What you will do
Tally the lines of the listing that contain the string "bottom". Give the number and nothing else.

Data lines
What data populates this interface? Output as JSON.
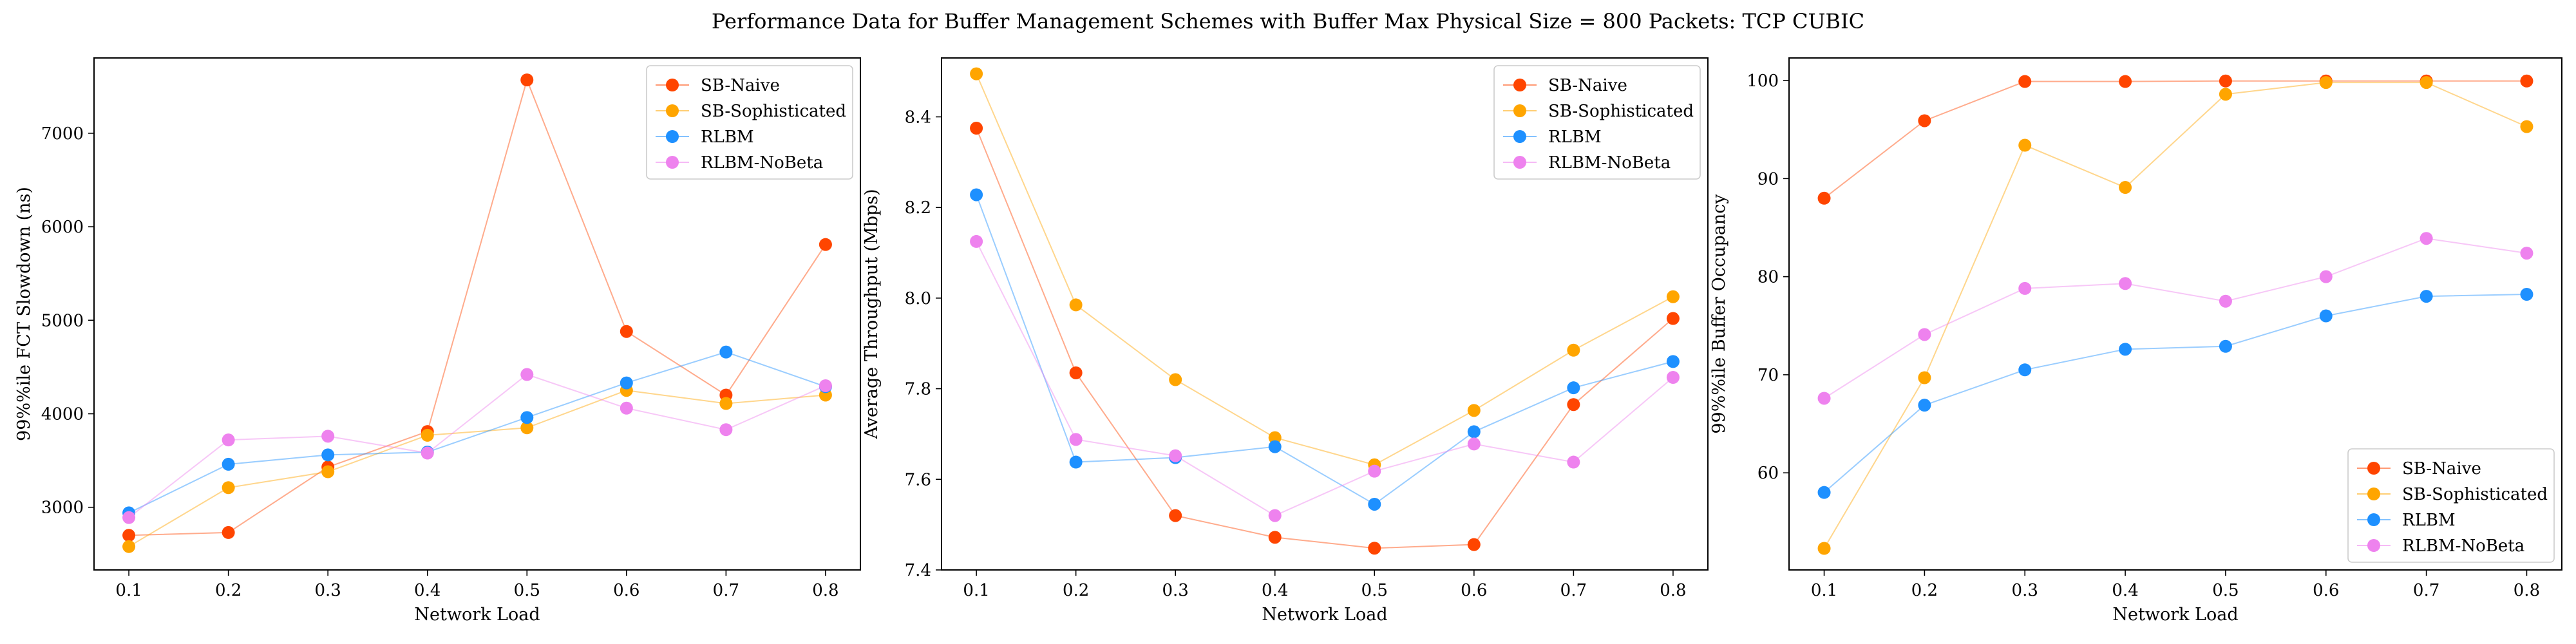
{
  "suptitle": "Performance Data for Buffer Management Schemes with Buffer Max Physical Size = 800 Packets: TCP CUBIC",
  "colors": {
    "SB-Naive": "#ff4500",
    "SB-Sophisticated": "#ffa500",
    "RLBM": "#1e90ff",
    "RLBM-NoBeta": "#ee82ee"
  },
  "chart_data": [
    {
      "type": "line",
      "title": "",
      "xlabel": "Network Load",
      "ylabel": "99%%ile FCT Slowdown (ns)",
      "x": [
        0.1,
        0.2,
        0.3,
        0.4,
        0.5,
        0.6,
        0.7,
        0.8
      ],
      "xticks": [
        "0.1",
        "0.2",
        "0.3",
        "0.4",
        "0.5",
        "0.6",
        "0.7",
        "0.8"
      ],
      "yticks": [
        3000,
        4000,
        5000,
        6000,
        7000
      ],
      "xlim": [
        0.065,
        0.835
      ],
      "ylim": [
        2330,
        7805
      ],
      "legend": "upper right",
      "series": [
        {
          "name": "SB-Naive",
          "values": [
            2700,
            2730,
            3430,
            3810,
            7570,
            4880,
            4200,
            5810
          ]
        },
        {
          "name": "SB-Sophisticated",
          "values": [
            2580,
            3210,
            3380,
            3770,
            3850,
            4250,
            4110,
            4200
          ]
        },
        {
          "name": "RLBM",
          "values": [
            2940,
            3460,
            3560,
            3590,
            3960,
            4330,
            4660,
            4290
          ]
        },
        {
          "name": "RLBM-NoBeta",
          "values": [
            2890,
            3720,
            3760,
            3580,
            4420,
            4060,
            3830,
            4300
          ]
        }
      ]
    },
    {
      "type": "line",
      "title": "",
      "xlabel": "Network Load",
      "ylabel": "Average Throughput (Mbps)",
      "x": [
        0.1,
        0.2,
        0.3,
        0.4,
        0.5,
        0.6,
        0.7,
        0.8
      ],
      "xticks": [
        "0.1",
        "0.2",
        "0.3",
        "0.4",
        "0.5",
        "0.6",
        "0.7",
        "0.8"
      ],
      "yticks": [
        7.4,
        7.6,
        7.8,
        8.0,
        8.2,
        8.4
      ],
      "yticklabels": [
        "7.4",
        "7.6",
        "7.8",
        "8.0",
        "8.2",
        "8.4"
      ],
      "xlim": [
        0.065,
        0.835
      ],
      "ylim": [
        7.4,
        8.53
      ],
      "legend": "upper right",
      "series": [
        {
          "name": "SB-Naive",
          "values": [
            8.375,
            7.835,
            7.52,
            7.472,
            7.448,
            7.456,
            7.765,
            7.955
          ]
        },
        {
          "name": "SB-Sophisticated",
          "values": [
            8.495,
            7.985,
            7.82,
            7.692,
            7.632,
            7.752,
            7.885,
            8.003
          ]
        },
        {
          "name": "RLBM",
          "values": [
            8.228,
            7.638,
            7.648,
            7.672,
            7.545,
            7.705,
            7.802,
            7.86
          ]
        },
        {
          "name": "RLBM-NoBeta",
          "values": [
            8.125,
            7.688,
            7.652,
            7.52,
            7.618,
            7.678,
            7.638,
            7.825
          ]
        }
      ]
    },
    {
      "type": "line",
      "title": "",
      "xlabel": "Network Load",
      "ylabel": "99%%ile Buffer Occupancy",
      "x": [
        0.1,
        0.2,
        0.3,
        0.4,
        0.5,
        0.6,
        0.7,
        0.8
      ],
      "xticks": [
        "0.1",
        "0.2",
        "0.3",
        "0.4",
        "0.5",
        "0.6",
        "0.7",
        "0.8"
      ],
      "yticks": [
        60,
        70,
        80,
        90,
        100
      ],
      "xlim": [
        0.065,
        0.835
      ],
      "ylim": [
        50.1,
        102.3
      ],
      "legend": "lower right",
      "series": [
        {
          "name": "SB-Naive",
          "values": [
            88.0,
            95.9,
            99.9,
            99.9,
            99.95,
            99.95,
            99.95,
            99.95
          ]
        },
        {
          "name": "SB-Sophisticated",
          "values": [
            52.3,
            69.7,
            93.4,
            89.1,
            98.6,
            99.8,
            99.8,
            95.3
          ]
        },
        {
          "name": "RLBM",
          "values": [
            58.0,
            66.9,
            70.5,
            72.6,
            72.9,
            76.0,
            78.0,
            78.2
          ]
        },
        {
          "name": "RLBM-NoBeta",
          "values": [
            67.6,
            74.1,
            78.8,
            79.3,
            77.5,
            80.0,
            83.9,
            82.4
          ]
        }
      ]
    }
  ]
}
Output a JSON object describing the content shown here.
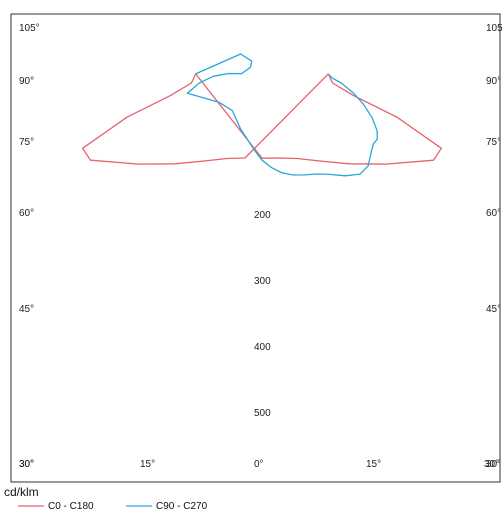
{
  "chart_data": {
    "type": "polar",
    "unit_label": "cd/klm",
    "angle_labels": {
      "left": [
        "105°",
        "90°",
        "75°",
        "60°",
        "45°",
        "30°"
      ],
      "right": [
        "105°",
        "90°",
        "75°",
        "60°",
        "45°",
        "30°"
      ],
      "bottom": [
        "30°",
        "15°",
        "0°",
        "15°",
        "30°"
      ]
    },
    "radial_labels": [
      "200",
      "300",
      "400",
      "500"
    ],
    "series": [
      {
        "name": "C0 - C180",
        "color": "#e8606b",
        "points": [
          [
            0,
            292
          ],
          [
            10,
            296
          ],
          [
            20,
            312
          ],
          [
            30,
            350
          ],
          [
            40,
            410
          ],
          [
            50,
            490
          ],
          [
            60,
            600
          ],
          [
            65,
            600
          ],
          [
            72,
            430
          ],
          [
            80,
            282
          ],
          [
            90,
            214
          ],
          [
            100,
            204
          ],
          [
            -10,
            296
          ],
          [
            -20,
            312
          ],
          [
            -30,
            350
          ],
          [
            -40,
            410
          ],
          [
            -50,
            490
          ],
          [
            -60,
            600
          ],
          [
            -65,
            600
          ],
          [
            -72,
            430
          ],
          [
            -80,
            282
          ],
          [
            -90,
            214
          ],
          [
            -100,
            204
          ]
        ]
      },
      {
        "name": "C90 - C270",
        "color": "#29a8d8",
        "points": [
          [
            -100,
            204
          ],
          [
            -150,
            130
          ],
          [
            -160,
            90
          ],
          [
            -150,
            70
          ],
          [
            -120,
            72
          ],
          [
            -110,
            108
          ],
          [
            -100,
            150
          ],
          [
            -90,
            190
          ],
          [
            -80,
            230
          ],
          [
            -60,
            150
          ],
          [
            -40,
            140
          ],
          [
            -20,
            190
          ],
          [
            -5,
            262
          ],
          [
            0,
            300
          ],
          [
            5,
            330
          ],
          [
            10,
            355
          ],
          [
            15,
            370
          ],
          [
            20,
            380
          ],
          [
            25,
            390
          ],
          [
            30,
            410
          ],
          [
            35,
            440
          ],
          [
            40,
            462
          ],
          [
            45,
            455
          ],
          [
            50,
            430
          ],
          [
            55,
            412
          ],
          [
            58,
            412
          ],
          [
            62,
            395
          ],
          [
            68,
            360
          ],
          [
            75,
            318
          ],
          [
            82,
            280
          ],
          [
            90,
            240
          ],
          [
            95,
            214
          ],
          [
            100,
            204
          ]
        ]
      }
    ]
  }
}
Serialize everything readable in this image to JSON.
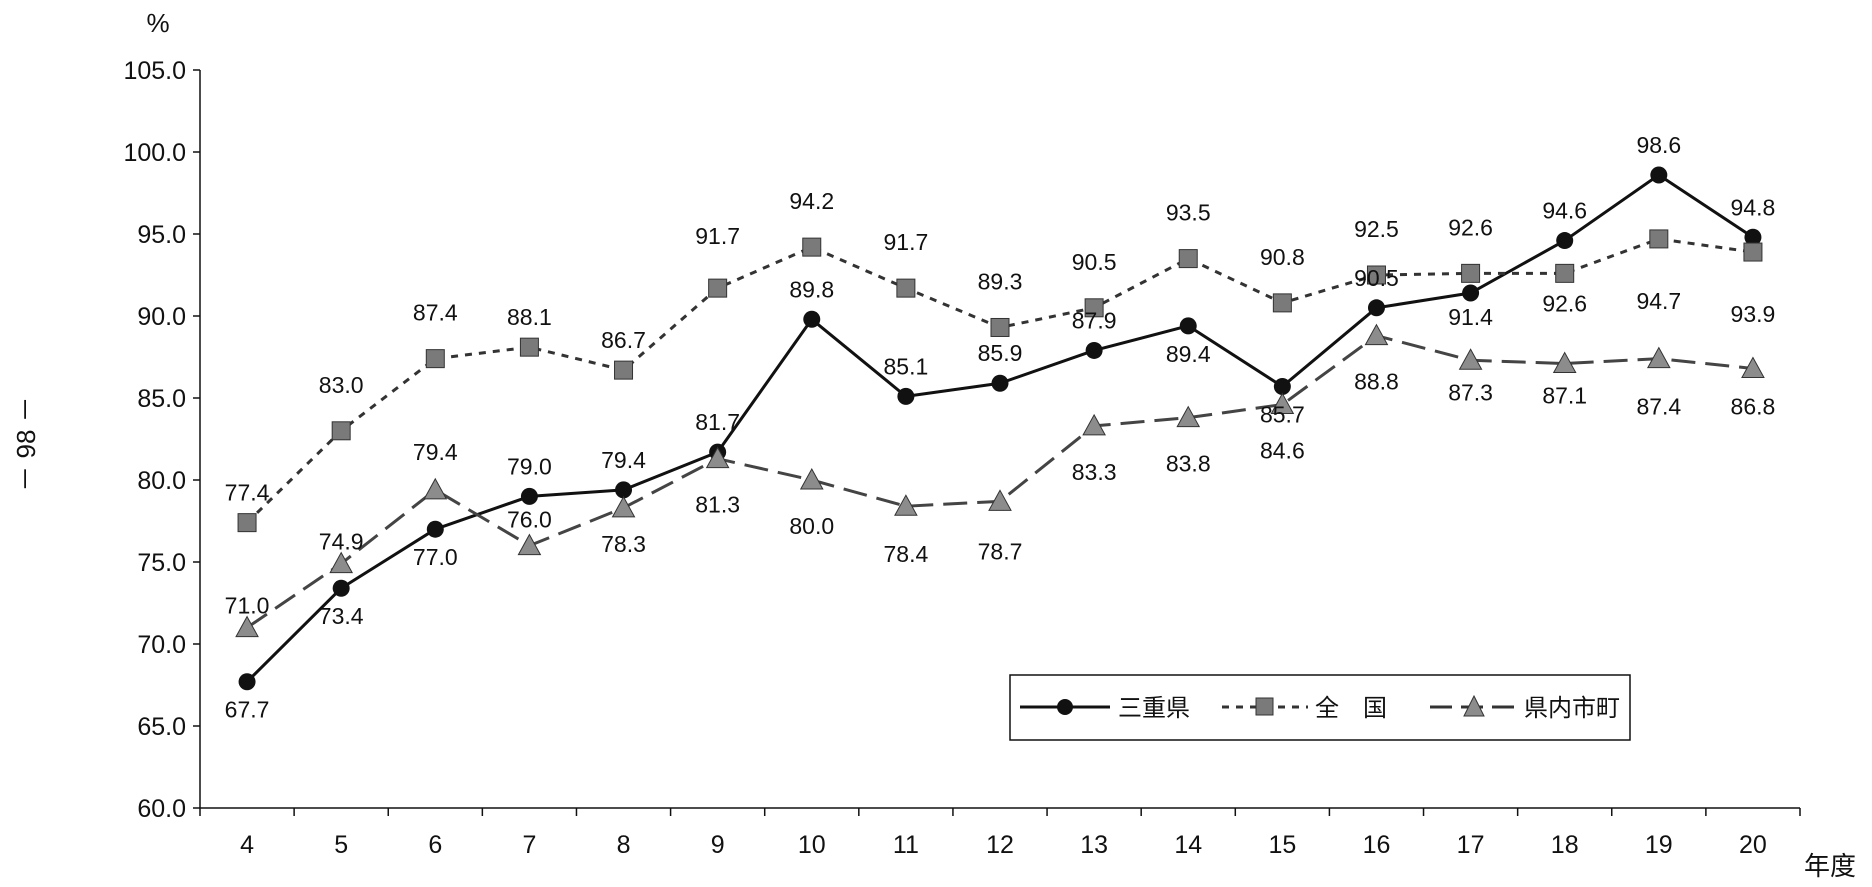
{
  "page_number": "－ 98 －",
  "chart_data": {
    "type": "line",
    "title": "",
    "xlabel": "年度",
    "ylabel": "%",
    "ylim": [
      60,
      105
    ],
    "ytick_step": 5,
    "x": [
      4,
      5,
      6,
      7,
      8,
      9,
      10,
      11,
      12,
      13,
      14,
      15,
      16,
      17,
      18,
      19,
      20
    ],
    "grid": false,
    "legend_position": "bottom-right",
    "series": [
      {
        "name": "三重県",
        "values": [
          67.7,
          73.4,
          77.0,
          79.0,
          79.4,
          81.7,
          89.8,
          85.1,
          85.9,
          87.9,
          89.4,
          85.7,
          90.5,
          91.4,
          94.6,
          98.6,
          94.8
        ],
        "color": "#111111",
        "marker": "circle",
        "line_style": "solid"
      },
      {
        "name": "全　国",
        "values": [
          77.4,
          83.0,
          87.4,
          88.1,
          86.7,
          91.7,
          94.2,
          91.7,
          89.3,
          90.5,
          93.5,
          90.8,
          92.5,
          92.6,
          92.6,
          94.7,
          93.9
        ],
        "color": "#7a7a7a",
        "marker": "square",
        "line_style": "dotted"
      },
      {
        "name": "県内市町",
        "values": [
          71.0,
          74.9,
          79.4,
          76.0,
          78.3,
          81.3,
          80.0,
          78.4,
          78.7,
          83.3,
          83.8,
          84.6,
          88.8,
          87.3,
          87.1,
          87.4,
          86.8
        ],
        "color": "#8c8c8c",
        "marker": "triangle",
        "line_style": "dashed"
      }
    ]
  }
}
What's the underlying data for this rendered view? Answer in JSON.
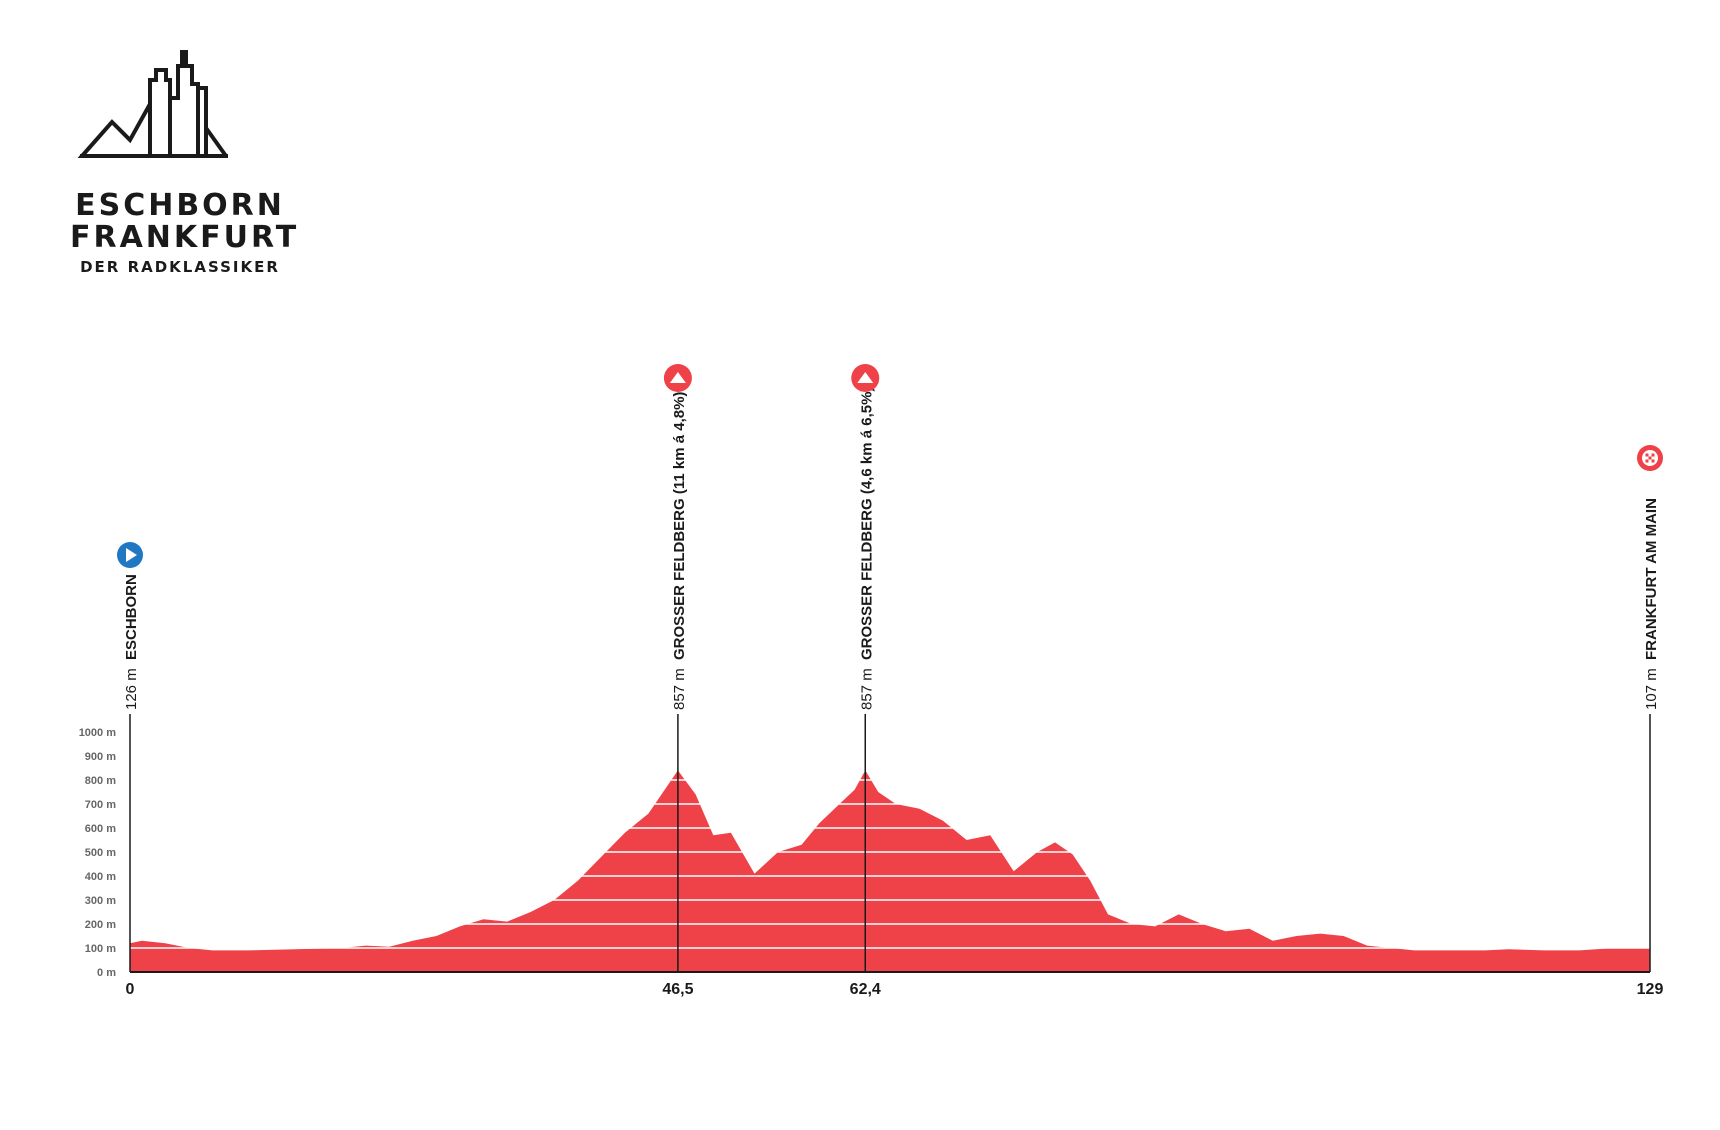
{
  "logo": {
    "line1": "ESCHBORN",
    "line2": "FRANKFURT",
    "line3": "DER RADKLASSIKER",
    "icon": "skyline-mountains-icon"
  },
  "colors": {
    "profile_fill": "#ef4148",
    "start_marker": "#1f78c1",
    "climb_marker": "#ef4148",
    "finish_marker": "#ef4148",
    "text": "#1a1a1a",
    "axis_text": "#666666"
  },
  "chart_data": {
    "type": "area",
    "title": "",
    "xlabel": "",
    "ylabel": "",
    "xlim": [
      0,
      129
    ],
    "ylim": [
      0,
      1000
    ],
    "grid": true,
    "y_ticks": [
      {
        "v": 0,
        "label": "0 m"
      },
      {
        "v": 100,
        "label": "100 m"
      },
      {
        "v": 200,
        "label": "200 m"
      },
      {
        "v": 300,
        "label": "300 m"
      },
      {
        "v": 400,
        "label": "400 m"
      },
      {
        "v": 500,
        "label": "500 m"
      },
      {
        "v": 600,
        "label": "600 m"
      },
      {
        "v": 700,
        "label": "700 m"
      },
      {
        "v": 800,
        "label": "800 m"
      },
      {
        "v": 900,
        "label": "900 m"
      },
      {
        "v": 1000,
        "label": "1000 m"
      }
    ],
    "x_ticks": [
      {
        "v": 0,
        "label": "0"
      },
      {
        "v": 46.5,
        "label": "46,5"
      },
      {
        "v": 62.4,
        "label": "62,4"
      },
      {
        "v": 129,
        "label": "129"
      }
    ],
    "points": [
      {
        "name": "ESCHBORN",
        "alt": "126 m",
        "km": 0,
        "kind": "start"
      },
      {
        "name": "GROSSER FELDBERG (11 km á 4,8%)",
        "alt": "857 m",
        "km": 46.5,
        "kind": "climb"
      },
      {
        "name": "GROSSER FELDBERG (4,6 km á 6,5%)",
        "alt": "857 m",
        "km": 62.4,
        "kind": "climb"
      },
      {
        "name": "FRANKFURT AM MAIN",
        "alt": "107 m",
        "km": 129,
        "kind": "finish"
      }
    ],
    "x": [
      0,
      1,
      3,
      5,
      7,
      10,
      14,
      18,
      20,
      22,
      24,
      26,
      28,
      30,
      32,
      34,
      36,
      38,
      40,
      42,
      44,
      46.5,
      48,
      49.5,
      51,
      53,
      55,
      57,
      58.5,
      60,
      61.5,
      62.4,
      63.5,
      65,
      67,
      69,
      71,
      73,
      75,
      77,
      78.5,
      80,
      81.5,
      83,
      85,
      87,
      89,
      91,
      93,
      95,
      97,
      99,
      101,
      103,
      105,
      107,
      109,
      111,
      113,
      115,
      117,
      120,
      123,
      126,
      129
    ],
    "y": [
      120,
      130,
      120,
      100,
      90,
      90,
      95,
      100,
      110,
      105,
      130,
      150,
      190,
      220,
      210,
      250,
      300,
      380,
      480,
      580,
      660,
      840,
      740,
      570,
      580,
      410,
      500,
      530,
      620,
      690,
      760,
      840,
      750,
      700,
      680,
      630,
      550,
      570,
      420,
      500,
      540,
      490,
      380,
      240,
      200,
      190,
      240,
      200,
      170,
      180,
      130,
      150,
      160,
      150,
      110,
      100,
      90,
      90,
      90,
      90,
      95,
      90,
      90,
      100,
      100
    ]
  }
}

Exercise solution
2